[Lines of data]

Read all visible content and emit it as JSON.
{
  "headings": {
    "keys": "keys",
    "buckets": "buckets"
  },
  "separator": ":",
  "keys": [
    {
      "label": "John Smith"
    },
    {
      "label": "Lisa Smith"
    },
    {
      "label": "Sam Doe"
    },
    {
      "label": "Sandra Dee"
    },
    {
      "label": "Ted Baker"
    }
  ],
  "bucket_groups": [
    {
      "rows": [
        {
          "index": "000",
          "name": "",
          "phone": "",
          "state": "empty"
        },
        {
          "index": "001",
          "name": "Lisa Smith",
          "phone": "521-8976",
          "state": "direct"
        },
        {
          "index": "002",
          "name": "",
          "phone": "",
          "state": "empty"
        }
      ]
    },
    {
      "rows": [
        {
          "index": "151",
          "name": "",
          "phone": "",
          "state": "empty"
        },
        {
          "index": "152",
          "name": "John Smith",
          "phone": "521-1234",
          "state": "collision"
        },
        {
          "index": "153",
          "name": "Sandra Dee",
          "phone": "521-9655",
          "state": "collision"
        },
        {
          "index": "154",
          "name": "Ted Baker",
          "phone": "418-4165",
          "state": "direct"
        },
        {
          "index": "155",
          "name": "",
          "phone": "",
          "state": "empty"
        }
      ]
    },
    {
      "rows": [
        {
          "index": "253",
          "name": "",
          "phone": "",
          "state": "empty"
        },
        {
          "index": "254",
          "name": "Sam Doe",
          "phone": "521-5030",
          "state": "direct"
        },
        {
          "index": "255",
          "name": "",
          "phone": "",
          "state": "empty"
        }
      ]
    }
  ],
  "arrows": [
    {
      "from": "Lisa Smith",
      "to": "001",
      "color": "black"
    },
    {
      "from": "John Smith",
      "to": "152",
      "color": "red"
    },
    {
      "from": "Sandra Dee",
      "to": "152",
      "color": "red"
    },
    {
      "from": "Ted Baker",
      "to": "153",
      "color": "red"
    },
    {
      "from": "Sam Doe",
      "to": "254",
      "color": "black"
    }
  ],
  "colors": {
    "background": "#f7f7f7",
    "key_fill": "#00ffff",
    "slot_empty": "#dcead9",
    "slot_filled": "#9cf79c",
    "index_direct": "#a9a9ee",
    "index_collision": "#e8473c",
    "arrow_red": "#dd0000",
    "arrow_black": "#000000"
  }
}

- TASK TO CARRY OUT -
Each line of the material above needs to be quoted exactly, please.

- RESPONSE BELOW -
Read all visible content and emit it as JSON.
{
  "headings": {
    "keys": "keys",
    "buckets": "buckets"
  },
  "separator": ":",
  "keys": [
    {
      "label": "John Smith"
    },
    {
      "label": "Lisa Smith"
    },
    {
      "label": "Sam Doe"
    },
    {
      "label": "Sandra Dee"
    },
    {
      "label": "Ted Baker"
    }
  ],
  "bucket_groups": [
    {
      "rows": [
        {
          "index": "000",
          "name": "",
          "phone": "",
          "state": "empty"
        },
        {
          "index": "001",
          "name": "Lisa Smith",
          "phone": "521-8976",
          "state": "direct"
        },
        {
          "index": "002",
          "name": "",
          "phone": "",
          "state": "empty"
        }
      ]
    },
    {
      "rows": [
        {
          "index": "151",
          "name": "",
          "phone": "",
          "state": "empty"
        },
        {
          "index": "152",
          "name": "John Smith",
          "phone": "521-1234",
          "state": "collision"
        },
        {
          "index": "153",
          "name": "Sandra Dee",
          "phone": "521-9655",
          "state": "collision"
        },
        {
          "index": "154",
          "name": "Ted Baker",
          "phone": "418-4165",
          "state": "direct"
        },
        {
          "index": "155",
          "name": "",
          "phone": "",
          "state": "empty"
        }
      ]
    },
    {
      "rows": [
        {
          "index": "253",
          "name": "",
          "phone": "",
          "state": "empty"
        },
        {
          "index": "254",
          "name": "Sam Doe",
          "phone": "521-5030",
          "state": "direct"
        },
        {
          "index": "255",
          "name": "",
          "phone": "",
          "state": "empty"
        }
      ]
    }
  ],
  "arrows": [
    {
      "from": "Lisa Smith",
      "to": "001",
      "color": "black"
    },
    {
      "from": "John Smith",
      "to": "152",
      "color": "red"
    },
    {
      "from": "Sandra Dee",
      "to": "152",
      "color": "red"
    },
    {
      "from": "Ted Baker",
      "to": "153",
      "color": "red"
    },
    {
      "from": "Sam Doe",
      "to": "254",
      "color": "black"
    }
  ],
  "colors": {
    "background": "#f7f7f7",
    "key_fill": "#00ffff",
    "slot_empty": "#dcead9",
    "slot_filled": "#9cf79c",
    "index_direct": "#a9a9ee",
    "index_collision": "#e8473c",
    "arrow_red": "#dd0000",
    "arrow_black": "#000000"
  }
}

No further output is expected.